**Directive:**
How many of the lines below include "this"? Give the number and no other words.

**Source records:**
"""
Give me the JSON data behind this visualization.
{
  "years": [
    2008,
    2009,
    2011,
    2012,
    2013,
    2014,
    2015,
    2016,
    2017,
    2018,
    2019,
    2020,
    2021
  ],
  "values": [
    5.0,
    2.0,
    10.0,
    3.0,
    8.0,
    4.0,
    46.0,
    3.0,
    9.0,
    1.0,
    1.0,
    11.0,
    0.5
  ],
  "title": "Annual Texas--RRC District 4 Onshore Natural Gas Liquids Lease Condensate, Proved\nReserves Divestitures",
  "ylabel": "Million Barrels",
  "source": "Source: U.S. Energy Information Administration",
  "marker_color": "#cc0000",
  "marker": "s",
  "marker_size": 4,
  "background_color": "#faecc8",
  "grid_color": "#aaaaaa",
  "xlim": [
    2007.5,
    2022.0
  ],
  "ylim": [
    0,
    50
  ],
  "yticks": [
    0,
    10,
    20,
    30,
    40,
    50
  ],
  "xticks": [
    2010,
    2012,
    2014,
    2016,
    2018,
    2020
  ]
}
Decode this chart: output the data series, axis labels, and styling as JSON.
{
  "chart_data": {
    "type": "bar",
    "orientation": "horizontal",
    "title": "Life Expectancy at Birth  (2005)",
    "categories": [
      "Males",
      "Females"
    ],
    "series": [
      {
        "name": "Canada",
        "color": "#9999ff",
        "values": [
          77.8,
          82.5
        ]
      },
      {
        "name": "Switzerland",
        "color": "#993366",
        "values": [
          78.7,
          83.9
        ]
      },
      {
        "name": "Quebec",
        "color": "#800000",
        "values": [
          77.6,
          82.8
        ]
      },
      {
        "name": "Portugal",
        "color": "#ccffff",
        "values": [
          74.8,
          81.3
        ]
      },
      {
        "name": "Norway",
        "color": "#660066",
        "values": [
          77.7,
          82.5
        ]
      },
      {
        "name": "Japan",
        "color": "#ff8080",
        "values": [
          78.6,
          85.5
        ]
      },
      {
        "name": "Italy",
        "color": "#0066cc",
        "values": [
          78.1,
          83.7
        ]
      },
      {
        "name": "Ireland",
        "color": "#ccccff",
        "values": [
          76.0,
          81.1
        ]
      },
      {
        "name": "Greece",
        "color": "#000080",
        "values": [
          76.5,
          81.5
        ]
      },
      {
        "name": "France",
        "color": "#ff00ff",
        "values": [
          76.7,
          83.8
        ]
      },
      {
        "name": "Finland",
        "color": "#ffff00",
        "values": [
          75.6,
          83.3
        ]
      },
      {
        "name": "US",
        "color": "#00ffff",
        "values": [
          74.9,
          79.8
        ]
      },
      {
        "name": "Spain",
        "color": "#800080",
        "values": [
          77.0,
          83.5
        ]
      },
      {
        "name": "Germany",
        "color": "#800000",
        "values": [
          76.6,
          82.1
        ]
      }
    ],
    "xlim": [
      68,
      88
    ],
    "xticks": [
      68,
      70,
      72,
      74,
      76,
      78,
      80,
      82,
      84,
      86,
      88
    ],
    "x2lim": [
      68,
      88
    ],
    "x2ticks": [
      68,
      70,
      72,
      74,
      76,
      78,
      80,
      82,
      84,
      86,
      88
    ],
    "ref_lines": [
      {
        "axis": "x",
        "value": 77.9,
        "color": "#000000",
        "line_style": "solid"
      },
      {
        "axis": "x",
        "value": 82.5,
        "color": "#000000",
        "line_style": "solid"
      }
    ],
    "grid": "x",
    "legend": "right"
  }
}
"""
**Problem solution:**
2